(What you should do): Collect each line of the entries that holds the string "value".

# START OF Available data

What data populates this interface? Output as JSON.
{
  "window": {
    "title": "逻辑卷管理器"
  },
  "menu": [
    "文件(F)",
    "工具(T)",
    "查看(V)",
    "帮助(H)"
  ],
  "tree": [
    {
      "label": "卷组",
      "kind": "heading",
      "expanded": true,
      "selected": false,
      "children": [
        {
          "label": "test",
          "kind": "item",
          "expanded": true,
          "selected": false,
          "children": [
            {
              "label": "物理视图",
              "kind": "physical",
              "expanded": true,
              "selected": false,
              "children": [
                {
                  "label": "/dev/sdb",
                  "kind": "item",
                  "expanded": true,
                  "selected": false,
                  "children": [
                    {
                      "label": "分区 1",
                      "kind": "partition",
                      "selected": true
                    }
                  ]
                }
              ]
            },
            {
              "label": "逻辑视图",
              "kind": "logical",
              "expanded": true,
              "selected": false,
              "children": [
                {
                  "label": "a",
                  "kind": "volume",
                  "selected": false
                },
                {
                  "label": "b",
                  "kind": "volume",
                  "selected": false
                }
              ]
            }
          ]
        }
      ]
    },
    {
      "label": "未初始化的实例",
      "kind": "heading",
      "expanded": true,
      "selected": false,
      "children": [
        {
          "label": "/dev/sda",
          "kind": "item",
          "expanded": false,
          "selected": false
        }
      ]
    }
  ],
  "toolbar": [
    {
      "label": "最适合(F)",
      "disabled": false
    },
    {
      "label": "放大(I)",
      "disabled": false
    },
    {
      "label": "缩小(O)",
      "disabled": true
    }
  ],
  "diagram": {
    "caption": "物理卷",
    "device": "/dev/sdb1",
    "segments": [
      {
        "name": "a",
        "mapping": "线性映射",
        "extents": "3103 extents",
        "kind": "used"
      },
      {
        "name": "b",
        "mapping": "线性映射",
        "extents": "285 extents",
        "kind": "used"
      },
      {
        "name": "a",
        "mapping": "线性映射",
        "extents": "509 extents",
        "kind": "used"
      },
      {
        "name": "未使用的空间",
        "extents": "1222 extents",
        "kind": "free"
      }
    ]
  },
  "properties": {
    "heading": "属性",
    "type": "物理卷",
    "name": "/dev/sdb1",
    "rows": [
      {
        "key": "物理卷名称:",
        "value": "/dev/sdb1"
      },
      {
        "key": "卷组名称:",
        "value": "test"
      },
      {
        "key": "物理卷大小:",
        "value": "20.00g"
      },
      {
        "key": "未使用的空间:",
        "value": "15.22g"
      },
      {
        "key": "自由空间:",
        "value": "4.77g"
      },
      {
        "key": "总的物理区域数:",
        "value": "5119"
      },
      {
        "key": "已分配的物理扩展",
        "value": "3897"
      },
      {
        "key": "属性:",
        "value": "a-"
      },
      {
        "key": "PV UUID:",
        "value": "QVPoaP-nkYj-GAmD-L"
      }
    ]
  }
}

# END OF Available data
# START OF Available data

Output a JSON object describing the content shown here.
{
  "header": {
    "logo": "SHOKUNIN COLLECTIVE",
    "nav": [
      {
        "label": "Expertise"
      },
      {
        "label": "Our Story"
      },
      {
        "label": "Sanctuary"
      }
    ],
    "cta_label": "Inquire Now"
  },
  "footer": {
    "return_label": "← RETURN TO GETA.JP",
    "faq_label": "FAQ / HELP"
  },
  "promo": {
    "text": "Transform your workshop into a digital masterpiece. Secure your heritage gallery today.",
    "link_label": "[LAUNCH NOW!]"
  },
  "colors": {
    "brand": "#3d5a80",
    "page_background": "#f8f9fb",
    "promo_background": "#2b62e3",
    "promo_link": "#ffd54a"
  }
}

# END OF Available data

(Result below):
        "value": "/dev/sdb1"
        "value": "test"
        "value": "20.00g"
        "value": "15.22g"
        "value": "4.77g"
        "value": "5119"
        "value": "3897"
        "value": "a-"
        "value": "QVPoaP-nkYj-GAmD-L"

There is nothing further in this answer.